**Problem details:**
Output every line exactly as written. Leave out pictures.

-- START Exercise materials --

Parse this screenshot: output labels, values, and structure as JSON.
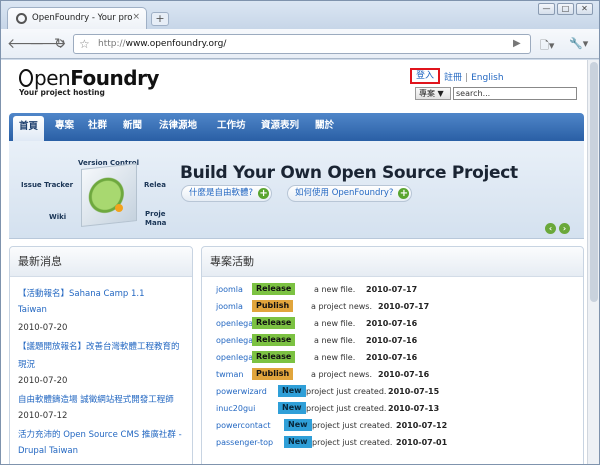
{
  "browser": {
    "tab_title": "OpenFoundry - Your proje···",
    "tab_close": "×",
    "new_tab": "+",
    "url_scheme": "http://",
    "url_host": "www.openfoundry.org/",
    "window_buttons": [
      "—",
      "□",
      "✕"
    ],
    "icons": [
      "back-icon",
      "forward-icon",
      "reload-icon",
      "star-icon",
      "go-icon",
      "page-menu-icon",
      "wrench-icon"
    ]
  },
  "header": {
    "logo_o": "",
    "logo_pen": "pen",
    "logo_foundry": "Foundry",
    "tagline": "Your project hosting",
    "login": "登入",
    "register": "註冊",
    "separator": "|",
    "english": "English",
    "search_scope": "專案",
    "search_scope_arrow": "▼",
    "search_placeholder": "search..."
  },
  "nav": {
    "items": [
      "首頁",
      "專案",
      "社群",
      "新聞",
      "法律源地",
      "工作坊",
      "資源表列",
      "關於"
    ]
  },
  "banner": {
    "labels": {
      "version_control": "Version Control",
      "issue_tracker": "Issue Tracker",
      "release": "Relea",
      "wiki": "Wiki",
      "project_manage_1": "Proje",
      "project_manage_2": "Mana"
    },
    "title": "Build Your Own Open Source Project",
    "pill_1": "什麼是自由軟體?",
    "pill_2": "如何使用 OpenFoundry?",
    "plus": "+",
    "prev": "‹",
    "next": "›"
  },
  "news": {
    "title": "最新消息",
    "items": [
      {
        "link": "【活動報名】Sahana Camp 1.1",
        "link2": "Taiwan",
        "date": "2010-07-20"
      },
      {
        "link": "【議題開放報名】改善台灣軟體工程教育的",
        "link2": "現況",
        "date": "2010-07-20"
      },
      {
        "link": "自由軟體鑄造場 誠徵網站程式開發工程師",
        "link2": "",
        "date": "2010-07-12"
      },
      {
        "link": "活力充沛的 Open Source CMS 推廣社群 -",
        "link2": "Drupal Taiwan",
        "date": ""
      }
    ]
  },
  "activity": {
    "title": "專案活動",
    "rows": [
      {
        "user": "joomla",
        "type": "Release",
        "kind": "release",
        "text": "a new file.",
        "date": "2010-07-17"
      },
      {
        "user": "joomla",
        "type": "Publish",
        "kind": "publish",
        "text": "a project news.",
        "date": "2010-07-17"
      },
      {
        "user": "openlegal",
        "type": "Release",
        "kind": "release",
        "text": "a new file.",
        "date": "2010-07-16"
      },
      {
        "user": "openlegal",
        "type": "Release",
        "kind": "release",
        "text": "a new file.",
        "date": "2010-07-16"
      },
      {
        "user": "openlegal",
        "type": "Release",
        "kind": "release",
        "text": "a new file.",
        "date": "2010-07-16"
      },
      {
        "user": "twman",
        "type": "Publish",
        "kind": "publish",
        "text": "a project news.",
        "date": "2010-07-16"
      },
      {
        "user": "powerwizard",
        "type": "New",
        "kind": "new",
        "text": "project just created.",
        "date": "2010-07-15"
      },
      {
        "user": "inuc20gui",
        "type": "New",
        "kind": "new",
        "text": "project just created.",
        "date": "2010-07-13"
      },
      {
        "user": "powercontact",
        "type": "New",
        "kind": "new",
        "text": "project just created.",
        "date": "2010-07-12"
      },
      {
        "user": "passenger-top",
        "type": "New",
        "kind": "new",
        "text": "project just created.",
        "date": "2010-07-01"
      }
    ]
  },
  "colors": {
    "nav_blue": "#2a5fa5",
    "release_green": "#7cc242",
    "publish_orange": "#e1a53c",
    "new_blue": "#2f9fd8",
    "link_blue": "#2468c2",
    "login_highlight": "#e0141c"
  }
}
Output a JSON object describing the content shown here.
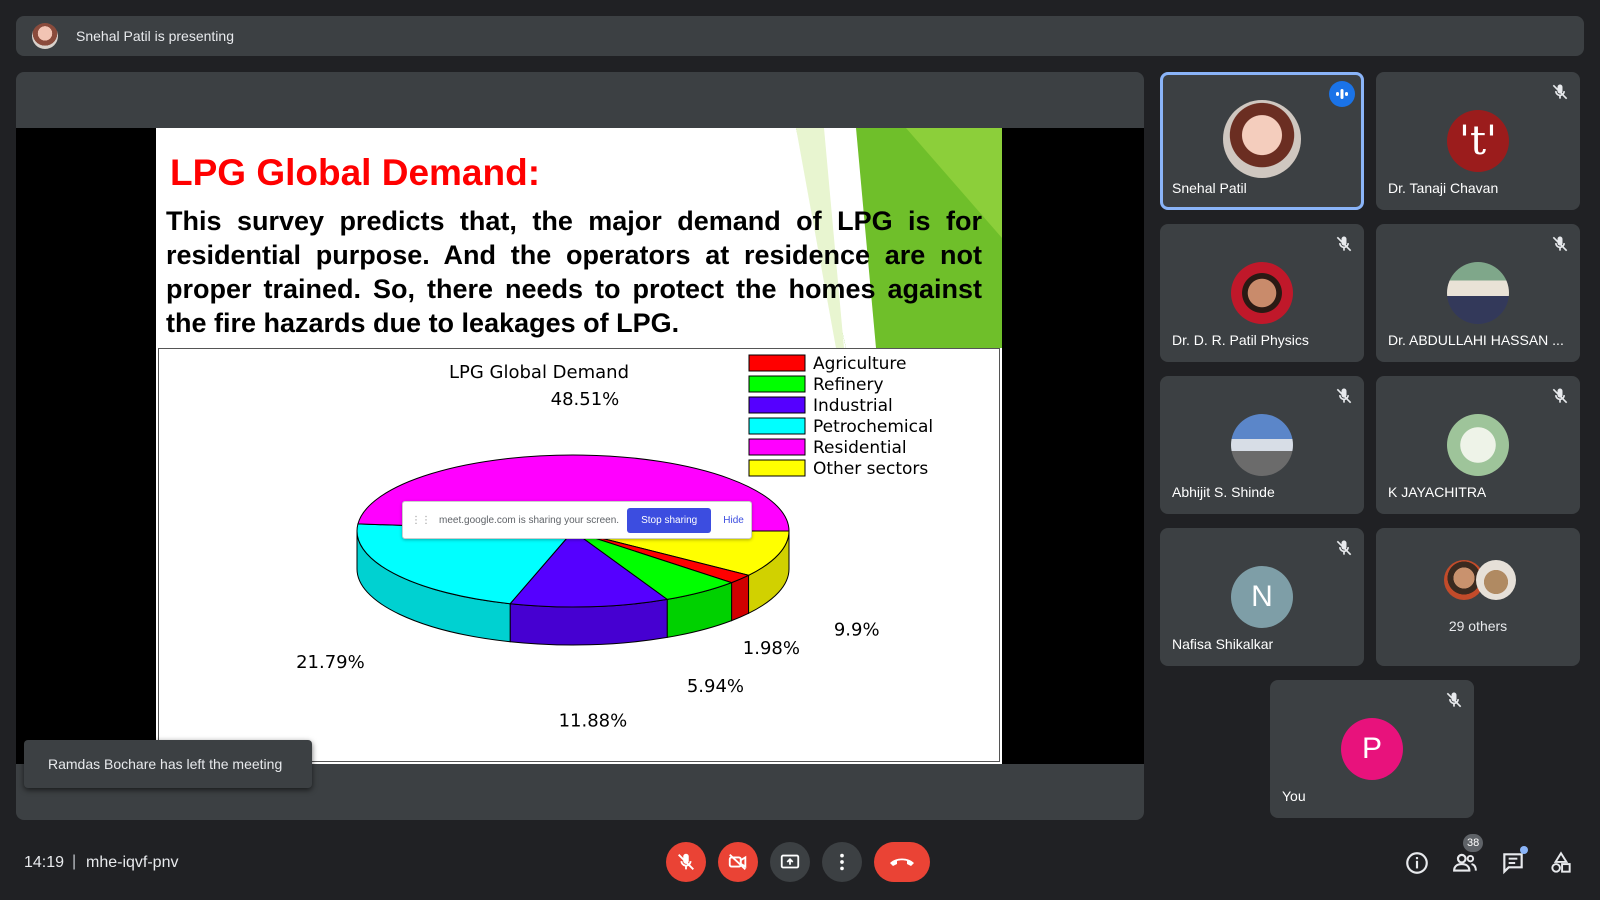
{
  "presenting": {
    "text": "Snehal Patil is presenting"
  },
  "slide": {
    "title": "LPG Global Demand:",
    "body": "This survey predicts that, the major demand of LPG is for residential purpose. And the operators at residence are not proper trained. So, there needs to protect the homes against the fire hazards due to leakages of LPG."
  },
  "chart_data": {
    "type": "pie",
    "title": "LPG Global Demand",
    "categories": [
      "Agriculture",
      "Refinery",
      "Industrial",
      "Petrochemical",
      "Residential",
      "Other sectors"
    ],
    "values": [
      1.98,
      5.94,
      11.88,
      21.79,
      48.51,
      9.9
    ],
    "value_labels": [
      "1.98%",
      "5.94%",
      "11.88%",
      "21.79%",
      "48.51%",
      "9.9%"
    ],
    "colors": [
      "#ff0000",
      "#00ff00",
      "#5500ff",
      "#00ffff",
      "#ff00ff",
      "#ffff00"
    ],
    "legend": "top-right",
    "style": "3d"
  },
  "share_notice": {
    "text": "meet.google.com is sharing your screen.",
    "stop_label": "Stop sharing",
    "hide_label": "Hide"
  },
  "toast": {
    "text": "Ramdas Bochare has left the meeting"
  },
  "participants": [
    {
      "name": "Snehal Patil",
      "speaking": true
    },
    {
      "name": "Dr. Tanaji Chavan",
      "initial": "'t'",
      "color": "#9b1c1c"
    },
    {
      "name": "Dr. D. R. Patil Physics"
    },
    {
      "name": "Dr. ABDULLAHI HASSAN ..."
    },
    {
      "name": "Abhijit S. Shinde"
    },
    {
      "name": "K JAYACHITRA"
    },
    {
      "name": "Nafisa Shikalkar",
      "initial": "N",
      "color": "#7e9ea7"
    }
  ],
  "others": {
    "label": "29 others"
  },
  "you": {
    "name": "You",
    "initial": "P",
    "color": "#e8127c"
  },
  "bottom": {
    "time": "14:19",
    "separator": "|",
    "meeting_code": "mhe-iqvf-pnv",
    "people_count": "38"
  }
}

-- END Exercise materials --

**Output for this exercise:**
Parse this screenshot: output labels, values, and structure as JSON.
{
  "browser": {
    "tab_title": "OpenFoundry - Your proje···",
    "tab_close": "×",
    "new_tab": "+",
    "url_scheme": "http://",
    "url_host": "www.openfoundry.org/",
    "window_buttons": [
      "—",
      "□",
      "✕"
    ],
    "icons": [
      "back-icon",
      "forward-icon",
      "reload-icon",
      "star-icon",
      "go-icon",
      "page-menu-icon",
      "wrench-icon"
    ]
  },
  "header": {
    "logo_o": "",
    "logo_pen": "pen",
    "logo_foundry": "Foundry",
    "tagline": "Your project hosting",
    "login": "登入",
    "register": "註冊",
    "separator": "|",
    "english": "English",
    "search_scope": "專案",
    "search_scope_arrow": "▼",
    "search_placeholder": "search..."
  },
  "nav": {
    "items": [
      "首頁",
      "專案",
      "社群",
      "新聞",
      "法律源地",
      "工作坊",
      "資源表列",
      "關於"
    ]
  },
  "banner": {
    "labels": {
      "version_control": "Version Control",
      "issue_tracker": "Issue Tracker",
      "release": "Relea",
      "wiki": "Wiki",
      "project_manage_1": "Proje",
      "project_manage_2": "Mana"
    },
    "title": "Build Your Own Open Source Project",
    "pill_1": "什麼是自由軟體?",
    "pill_2": "如何使用 OpenFoundry?",
    "plus": "+",
    "prev": "‹",
    "next": "›"
  },
  "news": {
    "title": "最新消息",
    "items": [
      {
        "link": "【活動報名】Sahana Camp 1.1",
        "link2": "Taiwan",
        "date": "2010-07-20"
      },
      {
        "link": "【議題開放報名】改善台灣軟體工程教育的",
        "link2": "現況",
        "date": "2010-07-20"
      },
      {
        "link": "自由軟體鑄造場 誠徵網站程式開發工程師",
        "link2": "",
        "date": "2010-07-12"
      },
      {
        "link": "活力充沛的 Open Source CMS 推廣社群 -",
        "link2": "Drupal Taiwan",
        "date": ""
      }
    ]
  },
  "activity": {
    "title": "專案活動",
    "rows": [
      {
        "user": "joomla",
        "type": "Release",
        "kind": "release",
        "text": "a new file.",
        "date": "2010-07-17"
      },
      {
        "user": "joomla",
        "type": "Publish",
        "kind": "publish",
        "text": "a project news.",
        "date": "2010-07-17"
      },
      {
        "user": "openlegal",
        "type": "Release",
        "kind": "release",
        "text": "a new file.",
        "date": "2010-07-16"
      },
      {
        "user": "openlegal",
        "type": "Release",
        "kind": "release",
        "text": "a new file.",
        "date": "2010-07-16"
      },
      {
        "user": "openlegal",
        "type": "Release",
        "kind": "release",
        "text": "a new file.",
        "date": "2010-07-16"
      },
      {
        "user": "twman",
        "type": "Publish",
        "kind": "publish",
        "text": "a project news.",
        "date": "2010-07-16"
      },
      {
        "user": "powerwizard",
        "type": "New",
        "kind": "new",
        "text": "project just created.",
        "date": "2010-07-15"
      },
      {
        "user": "inuc20gui",
        "type": "New",
        "kind": "new",
        "text": "project just created.",
        "date": "2010-07-13"
      },
      {
        "user": "powercontact",
        "type": "New",
        "kind": "new",
        "text": "project just created.",
        "date": "2010-07-12"
      },
      {
        "user": "passenger-top",
        "type": "New",
        "kind": "new",
        "text": "project just created.",
        "date": "2010-07-01"
      }
    ]
  },
  "colors": {
    "nav_blue": "#2a5fa5",
    "release_green": "#7cc242",
    "publish_orange": "#e1a53c",
    "new_blue": "#2f9fd8",
    "link_blue": "#2468c2",
    "login_highlight": "#e0141c"
  }
}
Output a JSON object describing the content shown here.
{
  "presenting": {
    "text": "Snehal Patil is presenting"
  },
  "slide": {
    "title": "LPG Global Demand:",
    "body": "This survey predicts that, the major demand of LPG is for residential purpose. And the operators at residence are not proper trained. So, there needs to protect the homes against the fire hazards due to leakages of LPG."
  },
  "chart_data": {
    "type": "pie",
    "title": "LPG Global Demand",
    "categories": [
      "Agriculture",
      "Refinery",
      "Industrial",
      "Petrochemical",
      "Residential",
      "Other sectors"
    ],
    "values": [
      1.98,
      5.94,
      11.88,
      21.79,
      48.51,
      9.9
    ],
    "value_labels": [
      "1.98%",
      "5.94%",
      "11.88%",
      "21.79%",
      "48.51%",
      "9.9%"
    ],
    "colors": [
      "#ff0000",
      "#00ff00",
      "#5500ff",
      "#00ffff",
      "#ff00ff",
      "#ffff00"
    ],
    "legend": "top-right",
    "style": "3d"
  },
  "share_notice": {
    "text": "meet.google.com is sharing your screen.",
    "stop_label": "Stop sharing",
    "hide_label": "Hide"
  },
  "toast": {
    "text": "Ramdas Bochare has left the meeting"
  },
  "participants": [
    {
      "name": "Snehal Patil",
      "speaking": true
    },
    {
      "name": "Dr. Tanaji Chavan",
      "initial": "'t'",
      "color": "#9b1c1c"
    },
    {
      "name": "Dr. D. R. Patil Physics"
    },
    {
      "name": "Dr. ABDULLAHI HASSAN ..."
    },
    {
      "name": "Abhijit S. Shinde"
    },
    {
      "name": "K JAYACHITRA"
    },
    {
      "name": "Nafisa Shikalkar",
      "initial": "N",
      "color": "#7e9ea7"
    }
  ],
  "others": {
    "label": "29 others"
  },
  "you": {
    "name": "You",
    "initial": "P",
    "color": "#e8127c"
  },
  "bottom": {
    "time": "14:19",
    "separator": "|",
    "meeting_code": "mhe-iqvf-pnv",
    "people_count": "38"
  }
}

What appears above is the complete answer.